** start of Selected extract **

Category Archives: News

Announcements and news from the Society, including Calls for Papers, Calls for Participation, Notices of Meetings, and Membership Updates.

SSHAP 2021 in Vienna will be online, July 14-16

The Ninth Annual SSHAP Meeting at the University of Vienna will now be an online conference, to be held on Zoom from July 14-16, 2021. The schedule of talks will be posted here when it become available. It will also be available at the conference site: https://sshapvienna2021.univie.ac.at

We again Georg Schiemer, Florian Kolowrat, and the rest of the organizing team at University of Vienna – Department of Philosophy, for making this possible. We are also grateful for the support of Institute Vienna Circle of University of Vienna and Vienna Circle -Society for the Advancement of the Scientific World Conception.

As announced last April, elections for officers and members of the Board of SSHAP will take place in 2021; there will be a Zoom session for this purpose.

Our best wishes to all for your safety and health.

** end of Selected extract **
** start of Material shown **

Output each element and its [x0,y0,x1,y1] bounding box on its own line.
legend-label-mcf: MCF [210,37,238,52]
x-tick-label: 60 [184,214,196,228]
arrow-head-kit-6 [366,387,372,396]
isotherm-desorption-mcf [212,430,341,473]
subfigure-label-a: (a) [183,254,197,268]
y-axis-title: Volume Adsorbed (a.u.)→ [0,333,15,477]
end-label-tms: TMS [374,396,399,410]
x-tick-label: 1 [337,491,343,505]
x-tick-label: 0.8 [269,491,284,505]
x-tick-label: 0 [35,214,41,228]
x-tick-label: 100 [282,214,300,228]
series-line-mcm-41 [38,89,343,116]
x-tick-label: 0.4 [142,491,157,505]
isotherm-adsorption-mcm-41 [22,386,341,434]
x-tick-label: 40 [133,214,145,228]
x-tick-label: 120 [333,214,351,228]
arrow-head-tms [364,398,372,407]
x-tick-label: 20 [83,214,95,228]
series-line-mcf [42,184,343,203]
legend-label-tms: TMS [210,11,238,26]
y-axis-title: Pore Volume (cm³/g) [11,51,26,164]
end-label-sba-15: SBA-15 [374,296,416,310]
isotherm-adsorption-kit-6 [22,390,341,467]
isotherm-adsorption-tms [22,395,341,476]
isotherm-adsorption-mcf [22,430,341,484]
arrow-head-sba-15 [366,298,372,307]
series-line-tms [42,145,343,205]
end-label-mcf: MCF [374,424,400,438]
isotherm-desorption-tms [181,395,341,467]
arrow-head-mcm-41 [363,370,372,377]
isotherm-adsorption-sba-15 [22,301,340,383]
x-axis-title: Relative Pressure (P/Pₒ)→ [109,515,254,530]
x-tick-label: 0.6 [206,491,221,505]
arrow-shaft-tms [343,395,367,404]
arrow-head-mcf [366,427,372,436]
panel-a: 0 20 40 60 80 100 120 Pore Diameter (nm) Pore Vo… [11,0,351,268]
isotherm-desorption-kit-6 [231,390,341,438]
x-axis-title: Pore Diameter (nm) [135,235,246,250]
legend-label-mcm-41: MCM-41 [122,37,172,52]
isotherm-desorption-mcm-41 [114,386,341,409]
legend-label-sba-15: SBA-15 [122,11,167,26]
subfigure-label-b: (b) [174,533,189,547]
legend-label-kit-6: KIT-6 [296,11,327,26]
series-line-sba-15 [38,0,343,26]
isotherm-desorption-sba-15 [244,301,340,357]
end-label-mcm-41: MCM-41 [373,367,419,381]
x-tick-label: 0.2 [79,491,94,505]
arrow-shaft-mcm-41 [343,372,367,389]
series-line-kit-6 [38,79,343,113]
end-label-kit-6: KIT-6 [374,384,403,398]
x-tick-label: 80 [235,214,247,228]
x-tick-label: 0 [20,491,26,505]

** end of Material shown **

→ Requirements
A – According to the SSHAP news page, on what platform will the 2021 Vienna meeting take place?
B – Which kinds of announcements does the SSHAP news page say it includes?
C – Carry on the SSHAP news page from where it stops.

→ Task responses
A – Zoom

B – Calls for Papers, Calls for Participation, Notices of Meetings, and Membership Updates

C –
Kripke’s Wittgenstein and Semantic Factualism


Volume 9.3 of The Journal for the History of Analytical Philosophy (JHAP) has now been published online, with full open-access:

https://jhaponline.org/jhap/issue/view/427

It features an article by Miloš Šumonja, called “Kripke’s Wittgenstein and Semantic Factualism.” Here is the abstract:

Recently, two new portrayals of Kripke’s Wittgenstein (KW) have emerged. Both understand KW as targeting the Tractarian picture of semantic fact as a speaker’s mental representation of the truth-conditions of the sentences he uses. According to the factualist interpretation, KW holds that meaning ascriptions are legitimate descriptions because semantic facts are not entities that explain people’s linguistic behavior. The second, Alex Miller’s non-standard non-factualist interpretation, sees KW as claiming that because no fact can explain our linguistic behavior, meaning ascriptions express a speaker’s attitudes towards his interlocutors rather than stating what they mean. This paper advances the minimal factualist interpretation by elaborating two points: that Miller’s reading of the skeptical argument contradicts semantic non-factualism; and that KW’s view of meaning is based on a primitivist rendition of the skeptic’s insight that nothing justifies our use of language, which allows him to assert that semantic facts exist simply because we ordinarily say so.

JHAP is a free, open-access, peer-reviewed journal. It is available at https://jhaponline.org/. Submissions welcome!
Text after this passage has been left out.